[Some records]
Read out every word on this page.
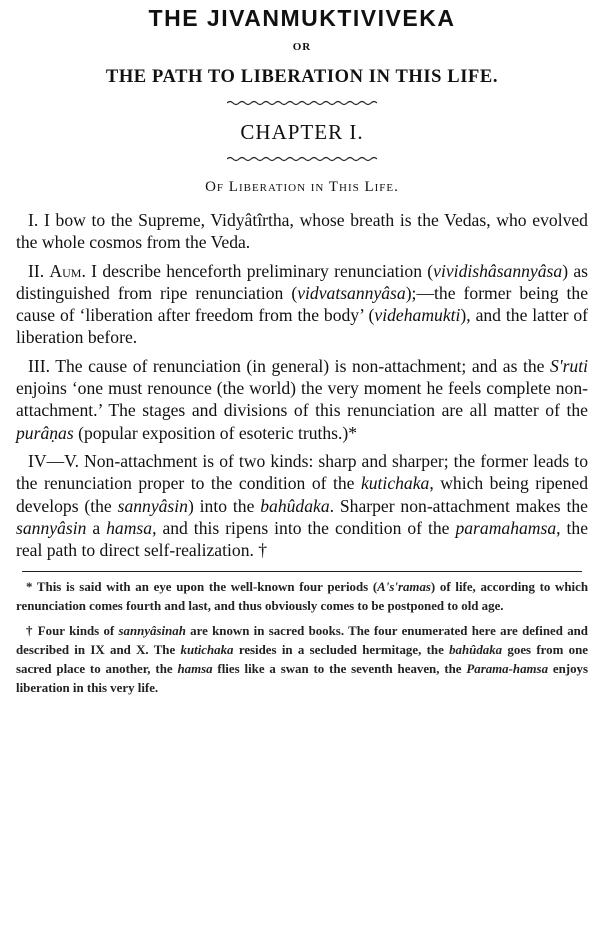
THE JIVANMUKTIVIVEKA
OR
THE PATH TO LIBERATION IN THIS LIFE.
CHAPTER I.
Of Liberation in This Life.

I. I bow to the Supreme, Vidyâtîrtha, whose breath is the Vedas, who evolved the whole cosmos from the Veda.

II. Aum. I describe henceforth preliminary renunciation (vividishâsannyâsa) as distinguished from ripe renunciation (vidvatsannyâsa);—the former being the cause of ‘liberation after freedom from the body’ (videhamukti), and the latter of liberation before.

III. The cause of renunciation (in general) is non-attachment; and as the S'ruti enjoins ‘one must renounce (the world) the very moment he feels complete non-attachment.’ The stages and divisions of this renunciation are all matter of the purâṇas (popular exposition of esoteric truths.)*

IV—V. Non-attachment is of two kinds: sharp and sharper; the former leads to the renunciation proper to the condition of the kutichaka, which being ripened develops (the sannyâsin) into the bahûdaka. Sharper non-attachment makes the sannyâsin a hamsa, and this ripens into the condition of the paramahamsa, the real path to direct self-realization. †

* This is said with an eye upon the well-known four periods (A's'ramas) of life, according to which renunciation comes fourth and last, and thus obviously comes to be postponed to old age.

† Four kinds of sannyâsinah are known in sacred books. The four enumerated here are defined and described in IX and X. The kutichaka resides in a secluded hermitage, the bahûdaka goes from one sacred place to another, the hamsa flies like a swan to the seventh heaven, the Parama-hamsa enjoys liberation in this very life.
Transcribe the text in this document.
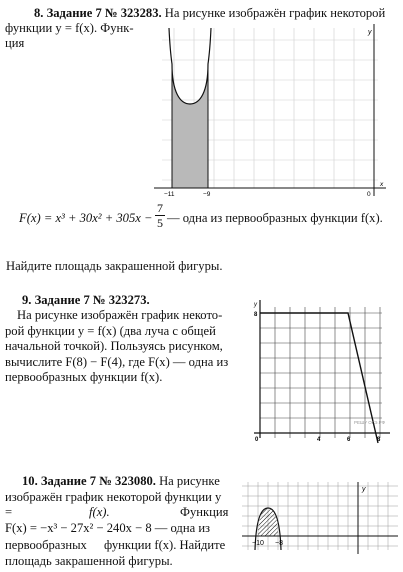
8. Задание 7 № 323283. На рисунке изображён график некоторой
функции y = f(x). Функ-
ция
y
−11	−9	0
x
F(x) = x³ + 30x² + 305x −
7
5 — одна из первообразных функции f(x).
Найдите площадь закрашенной фигуры.
9. Задание 7 № 323273.
На рисунке изображён график некото-
рой функции y = f(x) (два луча с общей
начальной точкой). Пользуясь рисунком,
вычислите F(8) − F(4), где F(x) — одна из
первообразных функции f(x).
y
8
0	4	6	8
РЕШУ ОГЭ.РФ
10. Задание 7 № 323080. На рисунке
изображён график некоторой функции y
=	f(x).	Функция
F(x) = −x³ − 27x² − 240x − 8 — одна из
первообразных функции f(x). Найдите
площадь закрашенной фигуры.
y
−10 −8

- [Required work]
Write the lines from the line containing "Transcribe the text in this document." through the last line of the data out again exactly, and only those lines; pictures stay out.

- [The output]
Transcribe the text in this document.
8. Задание 7 № 323283. На рисунке изображён график некоторой
функции y = f(x). Функ-
ция
y
−11	−9	0
x
F(x) = x³ + 30x² + 305x −
7
5 — одна из первообразных функции f(x).
Найдите площадь закрашенной фигуры.
9. Задание 7 № 323273.
На рисунке изображён график некото-
рой функции y = f(x) (два луча с общей
начальной точкой). Пользуясь рисунком,
вычислите F(8) − F(4), где F(x) — одна из
первообразных функции f(x).
y
8
0	4	6	8
РЕШУ ОГЭ.РФ
10. Задание 7 № 323080. На рисунке
изображён график некоторой функции y
=	f(x).	Функция
F(x) = −x³ − 27x² − 240x − 8 — одна из
первообразных функции f(x). Найдите
площадь закрашенной фигуры.
y
−10 −8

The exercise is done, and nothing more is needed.